What is expected — Repeat each line exactly, leaving nothing out.

Data for this exercise —
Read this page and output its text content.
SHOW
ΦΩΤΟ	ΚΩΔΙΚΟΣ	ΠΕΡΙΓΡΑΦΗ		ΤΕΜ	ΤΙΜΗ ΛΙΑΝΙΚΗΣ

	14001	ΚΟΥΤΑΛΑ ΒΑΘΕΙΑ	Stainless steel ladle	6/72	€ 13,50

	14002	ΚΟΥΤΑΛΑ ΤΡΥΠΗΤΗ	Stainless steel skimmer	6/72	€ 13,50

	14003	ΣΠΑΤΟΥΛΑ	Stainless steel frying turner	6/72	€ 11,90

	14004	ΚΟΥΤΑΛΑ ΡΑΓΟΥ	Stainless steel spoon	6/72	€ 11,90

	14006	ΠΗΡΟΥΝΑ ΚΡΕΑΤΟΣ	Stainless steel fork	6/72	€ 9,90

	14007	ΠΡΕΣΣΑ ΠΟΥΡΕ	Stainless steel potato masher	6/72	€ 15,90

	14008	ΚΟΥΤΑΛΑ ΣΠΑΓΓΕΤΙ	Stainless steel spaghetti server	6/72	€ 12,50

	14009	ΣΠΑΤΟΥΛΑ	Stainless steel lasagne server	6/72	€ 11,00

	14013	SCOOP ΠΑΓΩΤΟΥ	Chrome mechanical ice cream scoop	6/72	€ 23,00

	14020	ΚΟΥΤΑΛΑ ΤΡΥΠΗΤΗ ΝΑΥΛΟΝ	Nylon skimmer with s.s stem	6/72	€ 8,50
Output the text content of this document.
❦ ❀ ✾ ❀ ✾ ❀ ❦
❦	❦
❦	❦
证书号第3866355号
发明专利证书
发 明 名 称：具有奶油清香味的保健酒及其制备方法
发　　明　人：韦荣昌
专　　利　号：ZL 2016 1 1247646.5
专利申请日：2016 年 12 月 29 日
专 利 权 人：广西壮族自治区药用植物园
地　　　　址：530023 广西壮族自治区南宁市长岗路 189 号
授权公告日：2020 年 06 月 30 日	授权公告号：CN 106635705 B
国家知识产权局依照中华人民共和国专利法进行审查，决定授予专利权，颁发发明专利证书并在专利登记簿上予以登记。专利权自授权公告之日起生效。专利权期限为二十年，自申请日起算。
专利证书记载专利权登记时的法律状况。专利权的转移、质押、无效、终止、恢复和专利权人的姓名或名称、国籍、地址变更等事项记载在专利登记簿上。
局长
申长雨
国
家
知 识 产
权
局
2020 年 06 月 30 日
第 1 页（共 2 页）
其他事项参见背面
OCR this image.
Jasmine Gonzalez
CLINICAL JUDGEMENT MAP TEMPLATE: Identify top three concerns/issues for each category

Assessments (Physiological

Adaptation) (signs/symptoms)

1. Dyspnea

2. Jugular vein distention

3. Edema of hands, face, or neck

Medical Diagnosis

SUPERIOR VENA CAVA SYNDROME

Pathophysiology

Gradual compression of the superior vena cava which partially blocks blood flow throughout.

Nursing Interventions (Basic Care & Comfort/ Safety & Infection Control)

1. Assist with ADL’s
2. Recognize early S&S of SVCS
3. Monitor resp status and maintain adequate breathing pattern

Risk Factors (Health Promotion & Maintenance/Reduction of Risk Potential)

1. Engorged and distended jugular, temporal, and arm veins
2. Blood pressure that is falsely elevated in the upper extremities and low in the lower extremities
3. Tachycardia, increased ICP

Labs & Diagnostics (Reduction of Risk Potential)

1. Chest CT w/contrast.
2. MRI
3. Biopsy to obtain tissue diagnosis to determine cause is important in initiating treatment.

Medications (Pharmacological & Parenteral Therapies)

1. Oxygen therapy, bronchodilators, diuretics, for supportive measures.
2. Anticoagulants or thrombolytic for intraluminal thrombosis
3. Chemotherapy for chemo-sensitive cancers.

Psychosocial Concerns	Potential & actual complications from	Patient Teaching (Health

Final result —
Read this page and output its text content.
SHOW
ΦΩΤΟ	ΚΩΔΙΚΟΣ	ΠΕΡΙΓΡΑΦΗ		ΤΕΜ	ΤΙΜΗ ΛΙΑΝΙΚΗΣ

	14001	ΚΟΥΤΑΛΑ ΒΑΘΕΙΑ	Stainless steel ladle	6/72	€ 13,50

	14002	ΚΟΥΤΑΛΑ ΤΡΥΠΗΤΗ	Stainless steel skimmer	6/72	€ 13,50

	14003	ΣΠΑΤΟΥΛΑ	Stainless steel frying turner	6/72	€ 11,90

	14004	ΚΟΥΤΑΛΑ ΡΑΓΟΥ	Stainless steel spoon	6/72	€ 11,90

	14006	ΠΗΡΟΥΝΑ ΚΡΕΑΤΟΣ	Stainless steel fork	6/72	€ 9,90

	14007	ΠΡΕΣΣΑ ΠΟΥΡΕ	Stainless steel potato masher	6/72	€ 15,90

	14008	ΚΟΥΤΑΛΑ ΣΠΑΓΓΕΤΙ	Stainless steel spaghetti server	6/72	€ 12,50

	14009	ΣΠΑΤΟΥΛΑ	Stainless steel lasagne server	6/72	€ 11,00

	14013	SCOOP ΠΑΓΩΤΟΥ	Chrome mechanical ice cream scoop	6/72	€ 23,00

	14020	ΚΟΥΤΑΛΑ ΤΡΥΠΗΤΗ ΝΑΥΛΟΝ	Nylon skimmer with s.s stem	6/72	€ 8,50
Output the text content of this document.
❦ ❀ ✾ ❀ ✾ ❀ ❦
❦	❦
❦	❦
证书号第3866355号
发明专利证书
发 明 名 称：具有奶油清香味的保健酒及其制备方法
发　　明　人：韦荣昌
专　　利　号：ZL 2016 1 1247646.5
专利申请日：2016 年 12 月 29 日
专 利 权 人：广西壮族自治区药用植物园
地　　　　址：530023 广西壮族自治区南宁市长岗路 189 号
授权公告日：2020 年 06 月 30 日	授权公告号：CN 106635705 B
国家知识产权局依照中华人民共和国专利法进行审查，决定授予专利权，颁发发明专利证书并在专利登记簿上予以登记。专利权自授权公告之日起生效。专利权期限为二十年，自申请日起算。
专利证书记载专利权登记时的法律状况。专利权的转移、质押、无效、终止、恢复和专利权人的姓名或名称、国籍、地址变更等事项记载在专利登记簿上。
局长
申长雨
国
家
知 识 产
权
局
2020 年 06 月 30 日
第 1 页（共 2 页）
其他事项参见背面
OCR this image.
Jasmine Gonzalez
CLINICAL JUDGEMENT MAP TEMPLATE: Identify top three concerns/issues for each category

Assessments (Physiological

Adaptation) (signs/symptoms)

1. Dyspnea

2. Jugular vein distention

3. Edema of hands, face, or neck

Medical Diagnosis

SUPERIOR VENA CAVA SYNDROME

Pathophysiology

Gradual compression of the superior vena cava which partially blocks blood flow throughout.

Nursing Interventions (Basic Care & Comfort/ Safety & Infection Control)

1. Assist with ADL’s
2. Recognize early S&S of SVCS
3. Monitor resp status and maintain adequate breathing pattern

Risk Factors (Health Promotion & Maintenance/Reduction of Risk Potential)

1. Engorged and distended jugular, temporal, and arm veins
2. Blood pressure that is falsely elevated in the upper extremities and low in the lower extremities
3. Tachycardia, increased ICP

Labs & Diagnostics (Reduction of Risk Potential)

1. Chest CT w/contrast.
2. MRI
3. Biopsy to obtain tissue diagnosis to determine cause is important in initiating treatment.

Medications (Pharmacological & Parenteral Therapies)

1. Oxygen therapy, bronchodilators, diuretics, for supportive measures.
2. Anticoagulants or thrombolytic for intraluminal thrombosis
3. Chemotherapy for chemo-sensitive cancers.

Psychosocial Concerns	Potential & actual complications from	Patient Teaching (Health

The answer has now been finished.